Instruction
Copy each line of the entries that contains the word "Plug".

Provided entries
★ ★ ★
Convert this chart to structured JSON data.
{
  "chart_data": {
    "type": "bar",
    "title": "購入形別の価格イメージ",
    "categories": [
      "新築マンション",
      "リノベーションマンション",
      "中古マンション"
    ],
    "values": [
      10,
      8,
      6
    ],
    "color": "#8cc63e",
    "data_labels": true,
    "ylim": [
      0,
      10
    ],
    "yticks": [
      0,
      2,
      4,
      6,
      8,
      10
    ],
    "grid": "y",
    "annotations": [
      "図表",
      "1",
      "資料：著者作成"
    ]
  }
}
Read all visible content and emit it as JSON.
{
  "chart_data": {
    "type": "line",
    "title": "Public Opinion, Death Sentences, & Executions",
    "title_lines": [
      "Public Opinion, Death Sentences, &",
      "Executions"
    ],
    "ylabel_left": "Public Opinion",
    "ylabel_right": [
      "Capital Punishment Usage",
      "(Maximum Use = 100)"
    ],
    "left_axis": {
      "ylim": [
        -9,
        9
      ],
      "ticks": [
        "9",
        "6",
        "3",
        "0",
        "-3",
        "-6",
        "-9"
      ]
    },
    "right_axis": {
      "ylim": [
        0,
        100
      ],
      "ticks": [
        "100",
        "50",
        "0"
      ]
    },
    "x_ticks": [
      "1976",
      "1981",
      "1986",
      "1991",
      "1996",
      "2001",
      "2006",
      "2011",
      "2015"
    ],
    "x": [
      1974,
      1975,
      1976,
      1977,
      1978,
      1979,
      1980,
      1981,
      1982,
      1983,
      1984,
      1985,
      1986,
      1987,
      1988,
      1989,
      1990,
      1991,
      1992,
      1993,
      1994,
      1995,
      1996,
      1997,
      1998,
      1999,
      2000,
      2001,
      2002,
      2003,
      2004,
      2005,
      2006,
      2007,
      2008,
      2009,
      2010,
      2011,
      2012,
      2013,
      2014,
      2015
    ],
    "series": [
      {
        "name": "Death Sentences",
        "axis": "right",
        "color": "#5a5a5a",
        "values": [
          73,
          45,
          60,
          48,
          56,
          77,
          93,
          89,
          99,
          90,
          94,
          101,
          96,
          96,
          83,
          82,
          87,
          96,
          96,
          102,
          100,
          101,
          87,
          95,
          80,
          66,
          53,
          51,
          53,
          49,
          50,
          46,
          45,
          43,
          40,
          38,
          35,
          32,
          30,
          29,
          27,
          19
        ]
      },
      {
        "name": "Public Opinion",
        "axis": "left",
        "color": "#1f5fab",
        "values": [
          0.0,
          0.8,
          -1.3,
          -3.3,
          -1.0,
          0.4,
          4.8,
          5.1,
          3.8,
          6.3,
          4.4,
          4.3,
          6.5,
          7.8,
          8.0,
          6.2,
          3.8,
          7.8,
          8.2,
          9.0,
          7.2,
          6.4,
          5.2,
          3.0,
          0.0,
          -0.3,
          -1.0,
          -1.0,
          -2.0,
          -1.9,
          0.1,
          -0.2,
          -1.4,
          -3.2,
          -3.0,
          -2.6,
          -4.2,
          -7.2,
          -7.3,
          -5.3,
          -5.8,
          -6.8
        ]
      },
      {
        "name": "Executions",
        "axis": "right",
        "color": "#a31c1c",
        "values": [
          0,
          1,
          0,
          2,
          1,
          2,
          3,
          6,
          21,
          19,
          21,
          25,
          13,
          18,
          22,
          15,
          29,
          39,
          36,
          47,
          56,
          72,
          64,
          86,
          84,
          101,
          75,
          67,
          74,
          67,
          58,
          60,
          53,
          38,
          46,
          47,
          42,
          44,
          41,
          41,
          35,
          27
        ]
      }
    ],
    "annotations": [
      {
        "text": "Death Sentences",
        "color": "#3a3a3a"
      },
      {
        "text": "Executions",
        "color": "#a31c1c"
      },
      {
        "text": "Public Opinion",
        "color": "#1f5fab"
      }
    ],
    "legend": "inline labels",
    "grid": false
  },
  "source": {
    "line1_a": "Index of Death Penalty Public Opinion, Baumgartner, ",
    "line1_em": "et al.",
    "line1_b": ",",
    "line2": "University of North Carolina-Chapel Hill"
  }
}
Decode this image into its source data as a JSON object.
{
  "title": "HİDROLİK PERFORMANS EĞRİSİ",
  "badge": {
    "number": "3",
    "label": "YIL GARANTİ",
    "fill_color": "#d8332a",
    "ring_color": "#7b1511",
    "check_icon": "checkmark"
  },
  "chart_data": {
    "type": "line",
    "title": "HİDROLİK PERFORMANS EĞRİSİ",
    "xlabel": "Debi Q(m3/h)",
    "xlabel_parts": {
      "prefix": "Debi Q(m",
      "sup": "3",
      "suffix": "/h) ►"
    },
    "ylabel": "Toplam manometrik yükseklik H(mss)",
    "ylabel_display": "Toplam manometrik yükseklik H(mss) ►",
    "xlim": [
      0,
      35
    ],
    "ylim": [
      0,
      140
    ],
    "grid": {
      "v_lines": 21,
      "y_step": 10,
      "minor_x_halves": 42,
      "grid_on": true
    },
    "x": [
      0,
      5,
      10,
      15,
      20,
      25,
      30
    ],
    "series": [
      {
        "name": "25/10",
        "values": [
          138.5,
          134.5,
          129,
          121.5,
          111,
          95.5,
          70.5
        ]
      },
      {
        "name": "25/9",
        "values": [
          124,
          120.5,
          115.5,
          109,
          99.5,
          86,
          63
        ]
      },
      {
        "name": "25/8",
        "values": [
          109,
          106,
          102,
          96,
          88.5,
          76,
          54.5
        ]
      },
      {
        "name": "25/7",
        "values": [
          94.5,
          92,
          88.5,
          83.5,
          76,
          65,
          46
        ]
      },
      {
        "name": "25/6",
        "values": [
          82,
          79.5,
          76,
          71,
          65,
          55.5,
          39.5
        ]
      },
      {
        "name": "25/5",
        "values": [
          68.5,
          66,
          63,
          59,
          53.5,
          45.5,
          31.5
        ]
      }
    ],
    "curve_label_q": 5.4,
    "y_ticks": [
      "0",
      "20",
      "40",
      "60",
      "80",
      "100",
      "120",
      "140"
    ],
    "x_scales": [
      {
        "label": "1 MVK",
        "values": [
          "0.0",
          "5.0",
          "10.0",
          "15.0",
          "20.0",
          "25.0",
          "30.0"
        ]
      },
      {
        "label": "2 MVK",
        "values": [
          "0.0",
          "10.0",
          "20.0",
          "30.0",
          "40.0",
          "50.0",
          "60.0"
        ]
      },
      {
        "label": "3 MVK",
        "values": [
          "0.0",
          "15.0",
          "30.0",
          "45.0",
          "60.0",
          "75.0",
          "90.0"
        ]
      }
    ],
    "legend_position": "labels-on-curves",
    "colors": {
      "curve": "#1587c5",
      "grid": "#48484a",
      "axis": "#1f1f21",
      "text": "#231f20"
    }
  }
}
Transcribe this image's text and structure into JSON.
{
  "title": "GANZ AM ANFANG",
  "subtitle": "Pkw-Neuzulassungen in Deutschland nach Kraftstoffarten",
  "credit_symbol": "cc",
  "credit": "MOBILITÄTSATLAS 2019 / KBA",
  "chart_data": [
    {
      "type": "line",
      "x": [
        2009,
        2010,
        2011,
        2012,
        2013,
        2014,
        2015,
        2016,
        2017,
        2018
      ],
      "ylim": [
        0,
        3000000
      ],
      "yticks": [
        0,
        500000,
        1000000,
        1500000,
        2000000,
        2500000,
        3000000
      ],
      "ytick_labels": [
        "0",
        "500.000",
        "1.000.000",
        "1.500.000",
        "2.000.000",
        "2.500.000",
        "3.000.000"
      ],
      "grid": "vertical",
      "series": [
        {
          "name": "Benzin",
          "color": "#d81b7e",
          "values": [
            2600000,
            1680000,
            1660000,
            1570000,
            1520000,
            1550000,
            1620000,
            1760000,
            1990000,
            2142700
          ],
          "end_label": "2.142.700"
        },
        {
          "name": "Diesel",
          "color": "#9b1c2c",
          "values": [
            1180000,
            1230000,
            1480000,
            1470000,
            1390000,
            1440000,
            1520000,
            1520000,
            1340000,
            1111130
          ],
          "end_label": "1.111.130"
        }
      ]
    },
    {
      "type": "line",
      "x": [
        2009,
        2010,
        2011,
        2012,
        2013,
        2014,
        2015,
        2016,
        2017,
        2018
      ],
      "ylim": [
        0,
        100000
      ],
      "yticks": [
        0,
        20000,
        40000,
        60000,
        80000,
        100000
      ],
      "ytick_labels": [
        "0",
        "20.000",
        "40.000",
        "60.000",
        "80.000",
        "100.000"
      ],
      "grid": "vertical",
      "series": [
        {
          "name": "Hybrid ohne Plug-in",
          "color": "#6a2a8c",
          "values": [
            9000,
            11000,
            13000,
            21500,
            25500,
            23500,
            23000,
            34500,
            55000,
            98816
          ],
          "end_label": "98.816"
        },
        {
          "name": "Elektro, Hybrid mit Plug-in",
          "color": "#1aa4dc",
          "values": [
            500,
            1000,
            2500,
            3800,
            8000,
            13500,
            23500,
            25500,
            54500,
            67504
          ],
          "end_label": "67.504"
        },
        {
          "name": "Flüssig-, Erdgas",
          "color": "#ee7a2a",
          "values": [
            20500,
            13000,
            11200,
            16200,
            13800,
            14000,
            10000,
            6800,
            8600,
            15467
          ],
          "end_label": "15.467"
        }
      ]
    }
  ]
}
★ ★ ★
Solution below
          "name": "Hybrid ohne Plug-in",
          "name": "Elektro, Hybrid mit Plug-in",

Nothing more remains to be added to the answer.